> _Exercise_: The lines to transcribe begin with the one containing "Give me a plain-text" and end with the last line below; reproduce them exactly, without the pictures.
▼
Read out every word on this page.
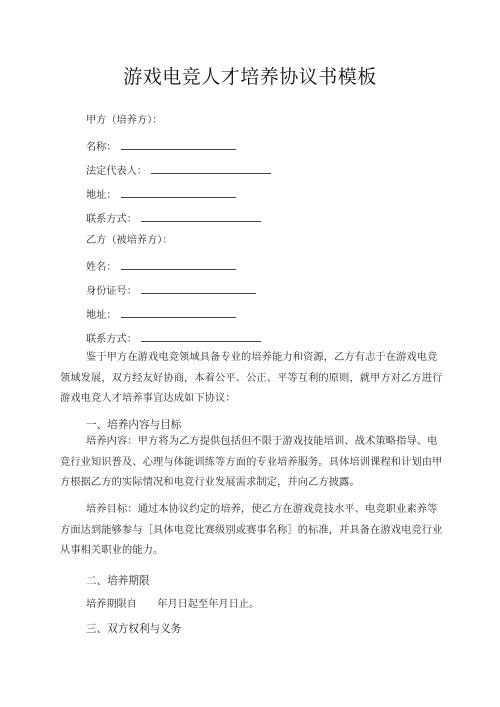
游戏电竞人才培养协议书模板
甲方（培养方）：
名称：
法定代表人：
地址：
联系方式：
乙方（被培养方）：
姓名：
身份证号：
地址：
联系方式：
鉴于甲方在游戏电竞领域具备专业的培养能力和资源，乙方有志于在游戏电竞领域发展，双方经友好协商，本着公平、公正、平等互利的原则，就甲方对乙方进行游戏电竞人才培养事宜达成如下协议：
一、培养内容与目标
培养内容：甲方将为乙方提供包括但不限于游戏技能培训、战术策略指导、电竞行业知识普及、心理与体能训练等方面的专业培养服务。具体培训课程和计划由甲方根据乙方的实际情况和电竞行业发展需求制定，并向乙方披露。
培养目标：通过本协议约定的培养，使乙方在游戏竞技水平、电竞职业素养等方面达到能够参与［具体电竞比赛级别或赛事名称］的标准，并具备在游戏电竞行业从事相关职业的能力。
二、培养期限
培养期限自　　年月日起至年月日止。
三、双方权利与义务
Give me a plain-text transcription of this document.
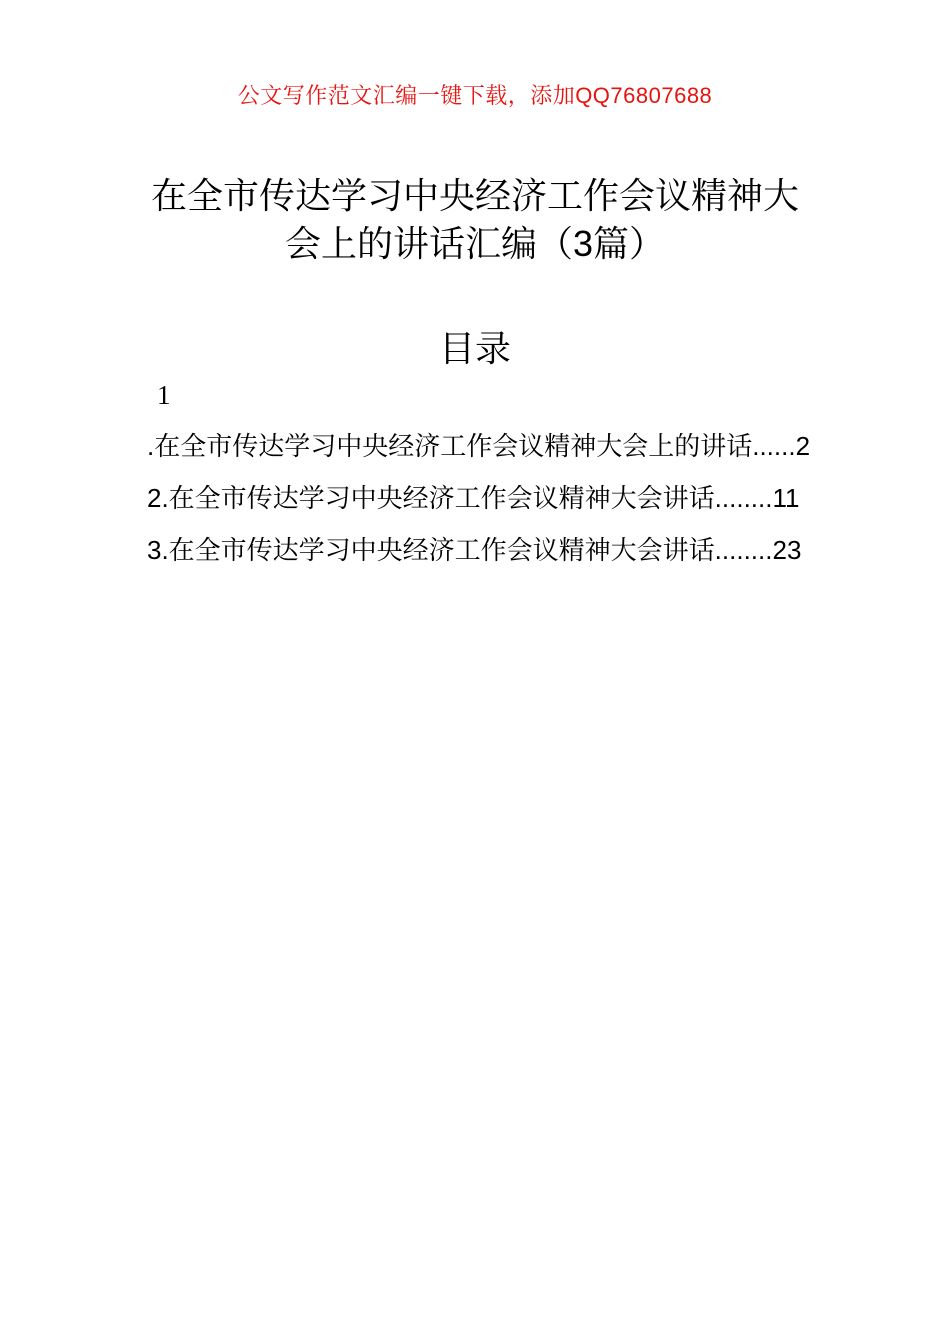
公文写作范文汇编一键下载，添加QQ76807688
在全市传达学习中央经济工作会议精神大
会上的讲话汇编（3篇）
目录
1
.在全市传达学习中央经济工作会议精神大会上的讲话......2
2.在全市传达学习中央经济工作会议精神大会讲话........11
3.在全市传达学习中央经济工作会议精神大会讲话........23
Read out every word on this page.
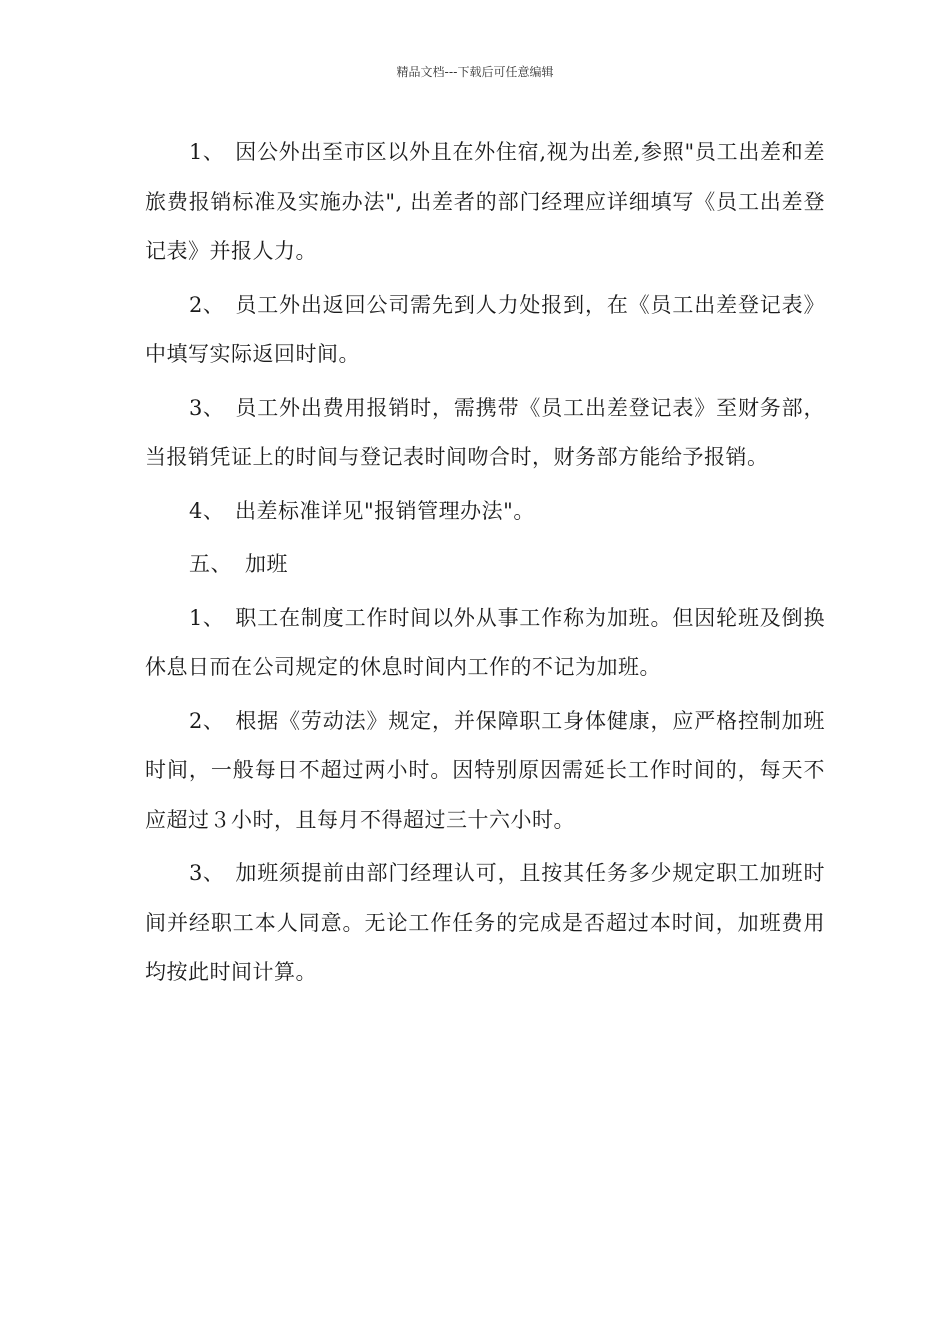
精品文档---下载后可任意编辑

1、 因公外出至市区以外且在外住宿,视为出差,参照"员工出差和差旅费报销标准及实施办法", 出差者的部门经理应详细填写《员工出差登记表》并报人力。

2、 员工外出返回公司需先到人力处报到，在《员工出差登记表》中填写实际返回时间。

3、 员工外出费用报销时，需携带《员工出差登记表》至财务部，当报销凭证上的时间与登记表时间吻合时，财务部方能给予报销。

4、 出差标准详见"报销管理办法"。

五、 加班

1、 职工在制度工作时间以外从事工作称为加班。但因轮班及倒换休息日而在公司规定的休息时间内工作的不记为加班。

2、 根据《劳动法》规定，并保障职工身体健康，应严格控制加班时间，一般每日不超过两小时。因特别原因需延长工作时间的，每天不应超过３小时，且每月不得超过三十六小时。

3、 加班须提前由部门经理认可，且按其任务多少规定职工加班时间并经职工本人同意。无论工作任务的完成是否超过本时间，加班费用均按此时间计算。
▲
> _Response below_:
Give me a plain-text transcription of this document.
公文写作范文汇编一键下载，添加QQ76807688
在全市传达学习中央经济工作会议精神大
会上的讲话汇编（3篇）
目录
1
.在全市传达学习中央经济工作会议精神大会上的讲话......2
2.在全市传达学习中央经济工作会议精神大会讲话........11
3.在全市传达学习中央经济工作会议精神大会讲话........23
Read out every word on this page.
精品文档---下载后可任意编辑

1、 因公外出至市区以外且在外住宿,视为出差,参照"员工出差和差旅费报销标准及实施办法", 出差者的部门经理应详细填写《员工出差登记表》并报人力。

2、 员工外出返回公司需先到人力处报到，在《员工出差登记表》中填写实际返回时间。

3、 员工外出费用报销时，需携带《员工出差登记表》至财务部，当报销凭证上的时间与登记表时间吻合时，财务部方能给予报销。

4、 出差标准详见"报销管理办法"。

五、 加班

1、 职工在制度工作时间以外从事工作称为加班。但因轮班及倒换休息日而在公司规定的休息时间内工作的不记为加班。

2、 根据《劳动法》规定，并保障职工身体健康，应严格控制加班时间，一般每日不超过两小时。因特别原因需延长工作时间的，每天不应超过３小时，且每月不得超过三十六小时。

3、 加班须提前由部门经理认可，且按其任务多少规定职工加班时间并经职工本人同意。无论工作任务的完成是否超过本时间，加班费用均按此时间计算。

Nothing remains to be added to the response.